MATERIAL FOR THE TASK:
>>>>
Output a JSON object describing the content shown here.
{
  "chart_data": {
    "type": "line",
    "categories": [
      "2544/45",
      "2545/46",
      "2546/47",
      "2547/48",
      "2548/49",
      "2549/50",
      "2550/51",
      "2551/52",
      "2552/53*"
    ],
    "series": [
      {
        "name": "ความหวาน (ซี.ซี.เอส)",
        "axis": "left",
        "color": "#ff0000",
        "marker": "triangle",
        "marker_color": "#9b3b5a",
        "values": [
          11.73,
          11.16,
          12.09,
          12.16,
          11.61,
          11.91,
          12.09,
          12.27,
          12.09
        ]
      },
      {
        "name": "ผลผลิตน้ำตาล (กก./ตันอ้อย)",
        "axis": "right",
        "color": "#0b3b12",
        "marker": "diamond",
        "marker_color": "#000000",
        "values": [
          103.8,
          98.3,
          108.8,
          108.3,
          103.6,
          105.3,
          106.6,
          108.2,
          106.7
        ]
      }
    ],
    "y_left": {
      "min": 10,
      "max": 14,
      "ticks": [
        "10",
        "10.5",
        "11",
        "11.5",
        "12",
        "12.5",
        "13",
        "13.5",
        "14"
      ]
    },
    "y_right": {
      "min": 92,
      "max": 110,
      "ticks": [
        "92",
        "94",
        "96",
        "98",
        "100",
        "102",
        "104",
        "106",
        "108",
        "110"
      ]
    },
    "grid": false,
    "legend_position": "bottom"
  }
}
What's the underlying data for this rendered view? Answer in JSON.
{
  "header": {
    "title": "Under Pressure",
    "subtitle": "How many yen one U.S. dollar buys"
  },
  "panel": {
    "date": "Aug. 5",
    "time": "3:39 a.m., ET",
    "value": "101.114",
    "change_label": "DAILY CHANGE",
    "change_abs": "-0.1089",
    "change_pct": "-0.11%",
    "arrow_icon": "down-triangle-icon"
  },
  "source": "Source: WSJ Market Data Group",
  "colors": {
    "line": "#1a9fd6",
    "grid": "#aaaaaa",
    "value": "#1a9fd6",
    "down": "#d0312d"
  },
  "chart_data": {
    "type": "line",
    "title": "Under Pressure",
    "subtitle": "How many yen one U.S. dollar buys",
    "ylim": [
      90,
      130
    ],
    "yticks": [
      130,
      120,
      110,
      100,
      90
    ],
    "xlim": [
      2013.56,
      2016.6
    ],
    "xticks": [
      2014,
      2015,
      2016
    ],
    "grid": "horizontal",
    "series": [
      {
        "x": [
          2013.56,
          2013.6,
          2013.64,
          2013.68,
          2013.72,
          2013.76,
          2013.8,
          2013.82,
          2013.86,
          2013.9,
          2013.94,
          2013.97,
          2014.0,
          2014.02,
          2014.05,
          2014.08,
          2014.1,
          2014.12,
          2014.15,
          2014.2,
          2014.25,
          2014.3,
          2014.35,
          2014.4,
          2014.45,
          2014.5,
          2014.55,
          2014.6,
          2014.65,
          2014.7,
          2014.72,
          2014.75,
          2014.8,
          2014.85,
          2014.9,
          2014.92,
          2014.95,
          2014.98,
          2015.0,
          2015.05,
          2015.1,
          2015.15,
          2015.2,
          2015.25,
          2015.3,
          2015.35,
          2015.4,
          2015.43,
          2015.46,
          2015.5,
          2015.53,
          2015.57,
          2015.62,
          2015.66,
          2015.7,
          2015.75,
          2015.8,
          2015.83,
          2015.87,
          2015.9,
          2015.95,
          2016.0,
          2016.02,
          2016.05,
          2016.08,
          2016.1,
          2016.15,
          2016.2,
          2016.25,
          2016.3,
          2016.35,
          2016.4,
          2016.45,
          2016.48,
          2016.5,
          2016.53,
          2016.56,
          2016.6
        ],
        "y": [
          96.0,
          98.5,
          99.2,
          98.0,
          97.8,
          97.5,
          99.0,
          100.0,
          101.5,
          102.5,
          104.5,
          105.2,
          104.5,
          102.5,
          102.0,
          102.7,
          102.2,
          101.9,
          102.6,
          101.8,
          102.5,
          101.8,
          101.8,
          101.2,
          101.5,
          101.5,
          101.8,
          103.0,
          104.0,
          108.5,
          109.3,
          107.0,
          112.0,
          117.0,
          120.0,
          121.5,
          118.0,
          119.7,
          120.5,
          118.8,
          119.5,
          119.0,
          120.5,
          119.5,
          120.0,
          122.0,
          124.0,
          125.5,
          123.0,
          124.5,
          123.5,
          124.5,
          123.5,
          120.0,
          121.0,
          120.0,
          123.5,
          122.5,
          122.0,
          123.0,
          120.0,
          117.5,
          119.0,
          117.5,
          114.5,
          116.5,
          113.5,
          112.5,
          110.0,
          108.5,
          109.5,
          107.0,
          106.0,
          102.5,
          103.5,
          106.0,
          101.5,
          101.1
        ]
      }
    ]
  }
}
<<<<
SHORT EXERCISE: Determine the number of lines in the listing that hold the word "name", and supply that number and nothing further.

EXERCISE SOLUTION: 2